Write out all of the records precisely. Skip anything that is a picture.

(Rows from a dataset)

--------

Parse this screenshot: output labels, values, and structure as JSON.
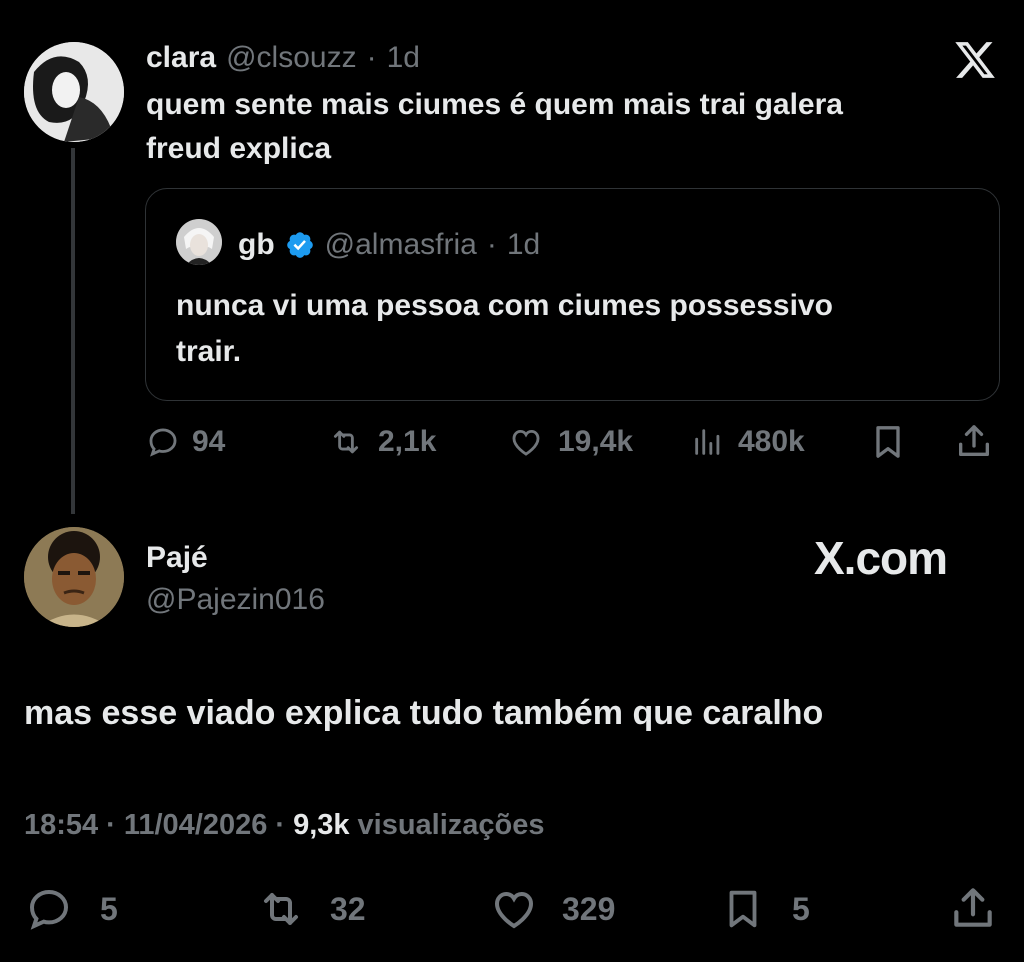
{
  "quoted_tweet": {
    "name": "clara",
    "handle": "@clsouzz",
    "age": "1d",
    "dot": "·",
    "text_line1": "quem sente mais ciumes é quem mais trai galera",
    "text_line2": "freud explica",
    "embedded": {
      "name": "gb",
      "verified": true,
      "handle": "@almasfria",
      "age": "1d",
      "text_line1": "nunca vi uma pessoa com ciumes possessivo",
      "text_line2": "trair."
    },
    "actions": {
      "replies": "94",
      "reposts": "2,1k",
      "likes": "19,4k",
      "views": "480k"
    }
  },
  "reply_tweet": {
    "name": "Pajé",
    "handle": "@Pajezin016",
    "watermark": "X.com",
    "text": "mas esse viado explica tudo também que caralho",
    "time": "18:54",
    "date": "11/04/2026",
    "views_count": "9,3k",
    "views_label": "visualizações",
    "sep": "·",
    "actions": {
      "replies": "5",
      "reposts": "32",
      "likes": "329",
      "bookmarks": "5"
    }
  },
  "icons": [
    "x-logo-icon",
    "verified-badge-icon",
    "reply-icon",
    "repost-icon",
    "like-icon",
    "views-icon",
    "bookmark-icon",
    "share-icon"
  ],
  "colors": {
    "background": "#000000",
    "text": "#e7e9ea",
    "muted": "#71767b",
    "verified": "#1d9bf0",
    "border": "#2f3336"
  }
}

--------

* [SOLUTION]
Parse this screenshot: output labels, values, and structure as JSON.
{
  "quoted_tweet": {
    "name": "clara",
    "handle": "@clsouzz",
    "age": "1d",
    "dot": "·",
    "text_line1": "quem sente mais ciumes é quem mais trai galera",
    "text_line2": "freud explica",
    "embedded": {
      "name": "gb",
      "verified": true,
      "handle": "@almasfria",
      "age": "1d",
      "text_line1": "nunca vi uma pessoa com ciumes possessivo",
      "text_line2": "trair."
    },
    "actions": {
      "replies": "94",
      "reposts": "2,1k",
      "likes": "19,4k",
      "views": "480k"
    }
  },
  "reply_tweet": {
    "name": "Pajé",
    "handle": "@Pajezin016",
    "watermark": "X.com",
    "text": "mas esse viado explica tudo também que caralho",
    "time": "18:54",
    "date": "11/04/2026",
    "views_count": "9,3k",
    "views_label": "visualizações",
    "sep": "·",
    "actions": {
      "replies": "5",
      "reposts": "32",
      "likes": "329",
      "bookmarks": "5"
    }
  },
  "icons": [
    "x-logo-icon",
    "verified-badge-icon",
    "reply-icon",
    "repost-icon",
    "like-icon",
    "views-icon",
    "bookmark-icon",
    "share-icon"
  ],
  "colors": {
    "background": "#000000",
    "text": "#e7e9ea",
    "muted": "#71767b",
    "verified": "#1d9bf0",
    "border": "#2f3336"
  }
}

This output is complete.